▸ **WHAT IS REQUIRED**
Write out all of the entries exactly, please.

▸ **INPUT**
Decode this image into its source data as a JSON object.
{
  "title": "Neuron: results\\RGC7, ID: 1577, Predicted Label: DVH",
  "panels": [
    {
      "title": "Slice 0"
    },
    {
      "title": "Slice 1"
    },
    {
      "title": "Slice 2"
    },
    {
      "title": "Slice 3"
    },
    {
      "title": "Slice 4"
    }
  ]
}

▸ **EXERCISE OUTPUT**
Decode this image into its source data as a JSON object.
{
  "title": "Neuron: results\\RGC7, ID: 1577, Predicted Label: DVH",
  "panels": [
    {
      "title": "Slice 0"
    },
    {
      "title": "Slice 1"
    },
    {
      "title": "Slice 2"
    },
    {
      "title": "Slice 3"
    },
    {
      "title": "Slice 4"
    }
  ]
}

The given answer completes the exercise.